** Begin **

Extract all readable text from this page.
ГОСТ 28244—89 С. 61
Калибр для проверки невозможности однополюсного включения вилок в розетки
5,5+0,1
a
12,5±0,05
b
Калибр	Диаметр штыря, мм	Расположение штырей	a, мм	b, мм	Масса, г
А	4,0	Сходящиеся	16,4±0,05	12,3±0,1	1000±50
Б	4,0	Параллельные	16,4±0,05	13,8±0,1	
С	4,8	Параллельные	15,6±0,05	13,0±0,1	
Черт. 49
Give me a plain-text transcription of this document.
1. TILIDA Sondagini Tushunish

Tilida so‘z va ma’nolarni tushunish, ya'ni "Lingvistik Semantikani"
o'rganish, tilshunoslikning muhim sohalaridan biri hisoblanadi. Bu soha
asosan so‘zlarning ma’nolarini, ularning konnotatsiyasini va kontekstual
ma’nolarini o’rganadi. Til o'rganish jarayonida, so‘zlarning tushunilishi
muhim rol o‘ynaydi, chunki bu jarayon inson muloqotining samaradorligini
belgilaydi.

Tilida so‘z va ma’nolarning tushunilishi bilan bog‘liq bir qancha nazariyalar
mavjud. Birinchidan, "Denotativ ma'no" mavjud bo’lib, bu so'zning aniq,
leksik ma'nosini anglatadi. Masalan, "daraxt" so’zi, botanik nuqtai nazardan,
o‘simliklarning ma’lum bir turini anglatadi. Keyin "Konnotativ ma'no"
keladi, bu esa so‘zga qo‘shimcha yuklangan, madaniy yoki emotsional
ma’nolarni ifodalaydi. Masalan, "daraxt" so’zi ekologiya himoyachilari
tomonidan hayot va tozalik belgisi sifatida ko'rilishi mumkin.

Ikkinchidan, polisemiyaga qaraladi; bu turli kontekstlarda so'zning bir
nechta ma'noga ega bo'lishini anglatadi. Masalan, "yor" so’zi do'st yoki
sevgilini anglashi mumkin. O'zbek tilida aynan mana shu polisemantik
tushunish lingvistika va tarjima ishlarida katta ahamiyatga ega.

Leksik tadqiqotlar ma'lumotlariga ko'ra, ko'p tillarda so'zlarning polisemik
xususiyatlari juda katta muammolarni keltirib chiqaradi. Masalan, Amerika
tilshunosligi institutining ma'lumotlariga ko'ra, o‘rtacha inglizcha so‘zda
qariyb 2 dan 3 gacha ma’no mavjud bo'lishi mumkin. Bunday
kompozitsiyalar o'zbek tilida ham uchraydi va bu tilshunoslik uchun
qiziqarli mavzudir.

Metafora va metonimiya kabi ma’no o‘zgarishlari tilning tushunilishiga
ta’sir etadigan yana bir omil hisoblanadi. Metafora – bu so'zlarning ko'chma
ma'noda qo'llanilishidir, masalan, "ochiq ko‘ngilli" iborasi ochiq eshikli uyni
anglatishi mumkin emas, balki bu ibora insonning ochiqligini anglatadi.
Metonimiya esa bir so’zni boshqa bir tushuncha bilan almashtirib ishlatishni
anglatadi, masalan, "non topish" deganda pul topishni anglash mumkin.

** End **

_TASK TO COMPLETE_
Write out all of the records above exactly as they appear.

_CORRECT OUTPUT_
Extract all readable text from this page.
ГОСТ 28244—89 С. 61
Калибр для проверки невозможности однополюсного включения вилок в розетки
5,5+0,1
a
12,5±0,05
b
Калибр	Диаметр штыря, мм	Расположение штырей	a, мм	b, мм	Масса, г
А	4,0	Сходящиеся	16,4±0,05	12,3±0,1	1000±50
Б	4,0	Параллельные	16,4±0,05	13,8±0,1	
С	4,8	Параллельные	15,6±0,05	13,0±0,1	
Черт. 49
Give me a plain-text transcription of this document.
1. TILIDA Sondagini Tushunish

Tilida so‘z va ma’nolarni tushunish, ya'ni "Lingvistik Semantikani"
o'rganish, tilshunoslikning muhim sohalaridan biri hisoblanadi. Bu soha
asosan so‘zlarning ma’nolarini, ularning konnotatsiyasini va kontekstual
ma’nolarini o’rganadi. Til o'rganish jarayonida, so‘zlarning tushunilishi
muhim rol o‘ynaydi, chunki bu jarayon inson muloqotining samaradorligini
belgilaydi.

Tilida so‘z va ma’nolarning tushunilishi bilan bog‘liq bir qancha nazariyalar
mavjud. Birinchidan, "Denotativ ma'no" mavjud bo’lib, bu so'zning aniq,
leksik ma'nosini anglatadi. Masalan, "daraxt" so’zi, botanik nuqtai nazardan,
o‘simliklarning ma’lum bir turini anglatadi. Keyin "Konnotativ ma'no"
keladi, bu esa so‘zga qo‘shimcha yuklangan, madaniy yoki emotsional
ma’nolarni ifodalaydi. Masalan, "daraxt" so’zi ekologiya himoyachilari
tomonidan hayot va tozalik belgisi sifatida ko'rilishi mumkin.

Ikkinchidan, polisemiyaga qaraladi; bu turli kontekstlarda so'zning bir
nechta ma'noga ega bo'lishini anglatadi. Masalan, "yor" so’zi do'st yoki
sevgilini anglashi mumkin. O'zbek tilida aynan mana shu polisemantik
tushunish lingvistika va tarjima ishlarida katta ahamiyatga ega.

Leksik tadqiqotlar ma'lumotlariga ko'ra, ko'p tillarda so'zlarning polisemik
xususiyatlari juda katta muammolarni keltirib chiqaradi. Masalan, Amerika
tilshunosligi institutining ma'lumotlariga ko'ra, o‘rtacha inglizcha so‘zda
qariyb 2 dan 3 gacha ma’no mavjud bo'lishi mumkin. Bunday
kompozitsiyalar o'zbek tilida ham uchraydi va bu tilshunoslik uchun
qiziqarli mavzudir.

Metafora va metonimiya kabi ma’no o‘zgarishlari tilning tushunilishiga
ta’sir etadigan yana bir omil hisoblanadi. Metafora – bu so'zlarning ko'chma
ma'noda qo'llanilishidir, masalan, "ochiq ko‘ngilli" iborasi ochiq eshikli uyni
anglatishi mumkin emas, balki bu ibora insonning ochiqligini anglatadi.
Metonimiya esa bir so’zni boshqa bir tushuncha bilan almashtirib ishlatishni
anglatadi, masalan, "non topish" deganda pul topishni anglash mumkin.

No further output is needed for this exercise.